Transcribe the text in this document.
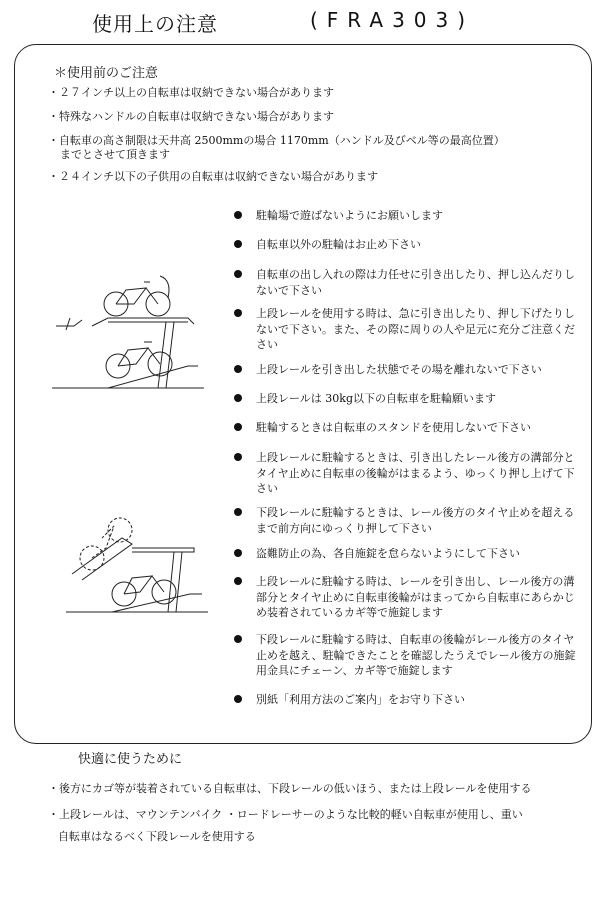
使用上の注意	(FRA303)
＊使用前のご注意
・２７インチ以上の自転車は収納できない場合があります
・特殊なハンドルの自転車は収納できない場合があります
・自転車の高さ制限は天井高 2500mmの場合 1170mm（ハンドル及びベル等の最高位置）
までとさせて頂きます
・２４インチ以下の子供用の自転車は収納できない場合があります
駐輪場で遊ばないようにお願いします
自転車以外の駐輪はお止め下さい
自転車の出し入れの際は力任せに引き出したり、押し込んだりしないで下さい
上段レールを使用する時は、急に引き出したり、押し下げたりしないで下さい。また、その際に周りの人や足元に充分ご注意ください
上段レールを引き出した状態でその場を離れないで下さい
上段レールは 30kg以下の自転車を駐輪願います
駐輪するときは自転車のスタンドを使用しないで下さい
上段レールに駐輪するときは、引き出したレール後方の溝部分とタイヤ止めに自転車の後輪がはまるよう、ゆっくり押し上げて下さい
下段レールに駐輪するときは、レール後方のタイヤ止めを超えるまで前方向にゆっくり押して下さい
盗難防止の為、各自施錠を怠らないようにして下さい
上段レールに駐輪する時は、レールを引き出し、レール後方の溝部分とタイヤ止めに自転車後輪がはまってから自転車にあらかじめ装着されているカギ等で施錠します
下段レールに駐輪する時は、自転車の後輪がレール後方のタイヤ止めを越え、駐輪できたことを確認したうえでレール後方の施錠用金具にチェーン、カギ等で施錠します
別紙「利用方法のご案内」をお守り下さい
快適に使うために
・後方にカゴ等が装着されている自転車は、下段レールの低いほう、または上段レールを使用する
・上段レールは、マウンテンバイク ・ロードレーサーのような比較的軽い自転車が使用し、重い
自転車はなるべく下段レールを使用する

**What is being asked:** Retype each line of the listing above word for word. Exclude the pictures.

**Exercise response:**
Transcribe the text in this document.
使用上の注意	(FRA303)
＊使用前のご注意
・２７インチ以上の自転車は収納できない場合があります
・特殊なハンドルの自転車は収納できない場合があります
・自転車の高さ制限は天井高 2500mmの場合 1170mm（ハンドル及びベル等の最高位置）
までとさせて頂きます
・２４インチ以下の子供用の自転車は収納できない場合があります
駐輪場で遊ばないようにお願いします
自転車以外の駐輪はお止め下さい
自転車の出し入れの際は力任せに引き出したり、押し込んだりしないで下さい
上段レールを使用する時は、急に引き出したり、押し下げたりしないで下さい。また、その際に周りの人や足元に充分ご注意ください
上段レールを引き出した状態でその場を離れないで下さい
上段レールは 30kg以下の自転車を駐輪願います
駐輪するときは自転車のスタンドを使用しないで下さい
上段レールに駐輪するときは、引き出したレール後方の溝部分とタイヤ止めに自転車の後輪がはまるよう、ゆっくり押し上げて下さい
下段レールに駐輪するときは、レール後方のタイヤ止めを超えるまで前方向にゆっくり押して下さい
盗難防止の為、各自施錠を怠らないようにして下さい
上段レールに駐輪する時は、レールを引き出し、レール後方の溝部分とタイヤ止めに自転車後輪がはまってから自転車にあらかじめ装着されているカギ等で施錠します
下段レールに駐輪する時は、自転車の後輪がレール後方のタイヤ止めを越え、駐輪できたことを確認したうえでレール後方の施錠用金具にチェーン、カギ等で施錠します
別紙「利用方法のご案内」をお守り下さい
快適に使うために
・後方にカゴ等が装着されている自転車は、下段レールの低いほう、または上段レールを使用する
・上段レールは、マウンテンバイク ・ロードレーサーのような比較的軽い自転車が使用し、重い
自転車はなるべく下段レールを使用する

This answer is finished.